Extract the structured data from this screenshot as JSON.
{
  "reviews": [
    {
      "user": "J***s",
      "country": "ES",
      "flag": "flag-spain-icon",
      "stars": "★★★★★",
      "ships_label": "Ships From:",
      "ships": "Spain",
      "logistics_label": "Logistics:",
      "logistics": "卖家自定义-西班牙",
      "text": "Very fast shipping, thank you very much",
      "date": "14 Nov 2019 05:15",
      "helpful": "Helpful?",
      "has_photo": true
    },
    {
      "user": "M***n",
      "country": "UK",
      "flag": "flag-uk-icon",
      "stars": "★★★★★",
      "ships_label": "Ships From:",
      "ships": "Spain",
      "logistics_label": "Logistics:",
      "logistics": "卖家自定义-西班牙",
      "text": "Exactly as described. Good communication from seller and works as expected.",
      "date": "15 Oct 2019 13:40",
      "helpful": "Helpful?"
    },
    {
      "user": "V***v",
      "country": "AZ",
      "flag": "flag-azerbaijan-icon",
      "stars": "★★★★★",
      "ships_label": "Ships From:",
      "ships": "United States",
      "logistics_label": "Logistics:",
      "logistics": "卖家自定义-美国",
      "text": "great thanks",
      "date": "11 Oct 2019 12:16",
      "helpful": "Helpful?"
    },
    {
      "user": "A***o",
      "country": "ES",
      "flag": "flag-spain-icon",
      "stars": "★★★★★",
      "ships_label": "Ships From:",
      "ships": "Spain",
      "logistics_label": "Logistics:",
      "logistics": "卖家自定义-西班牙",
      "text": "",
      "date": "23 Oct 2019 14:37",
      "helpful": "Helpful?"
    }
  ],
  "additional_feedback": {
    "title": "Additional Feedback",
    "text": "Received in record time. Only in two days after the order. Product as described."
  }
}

______________________________

— Exercise —
Repeat the material above in full, keeping every word.

— Solution for this exercise —
Extract the structured data from this screenshot as JSON.
{
  "reviews": [
    {
      "user": "J***s",
      "country": "ES",
      "flag": "flag-spain-icon",
      "stars": "★★★★★",
      "ships_label": "Ships From:",
      "ships": "Spain",
      "logistics_label": "Logistics:",
      "logistics": "卖家自定义-西班牙",
      "text": "Very fast shipping, thank you very much",
      "date": "14 Nov 2019 05:15",
      "helpful": "Helpful?",
      "has_photo": true
    },
    {
      "user": "M***n",
      "country": "UK",
      "flag": "flag-uk-icon",
      "stars": "★★★★★",
      "ships_label": "Ships From:",
      "ships": "Spain",
      "logistics_label": "Logistics:",
      "logistics": "卖家自定义-西班牙",
      "text": "Exactly as described. Good communication from seller and works as expected.",
      "date": "15 Oct 2019 13:40",
      "helpful": "Helpful?"
    },
    {
      "user": "V***v",
      "country": "AZ",
      "flag": "flag-azerbaijan-icon",
      "stars": "★★★★★",
      "ships_label": "Ships From:",
      "ships": "United States",
      "logistics_label": "Logistics:",
      "logistics": "卖家自定义-美国",
      "text": "great thanks",
      "date": "11 Oct 2019 12:16",
      "helpful": "Helpful?"
    },
    {
      "user": "A***o",
      "country": "ES",
      "flag": "flag-spain-icon",
      "stars": "★★★★★",
      "ships_label": "Ships From:",
      "ships": "Spain",
      "logistics_label": "Logistics:",
      "logistics": "卖家自定义-西班牙",
      "text": "",
      "date": "23 Oct 2019 14:37",
      "helpful": "Helpful?"
    }
  ],
  "additional_feedback": {
    "title": "Additional Feedback",
    "text": "Received in record time. Only in two days after the order. Product as described."
  }
}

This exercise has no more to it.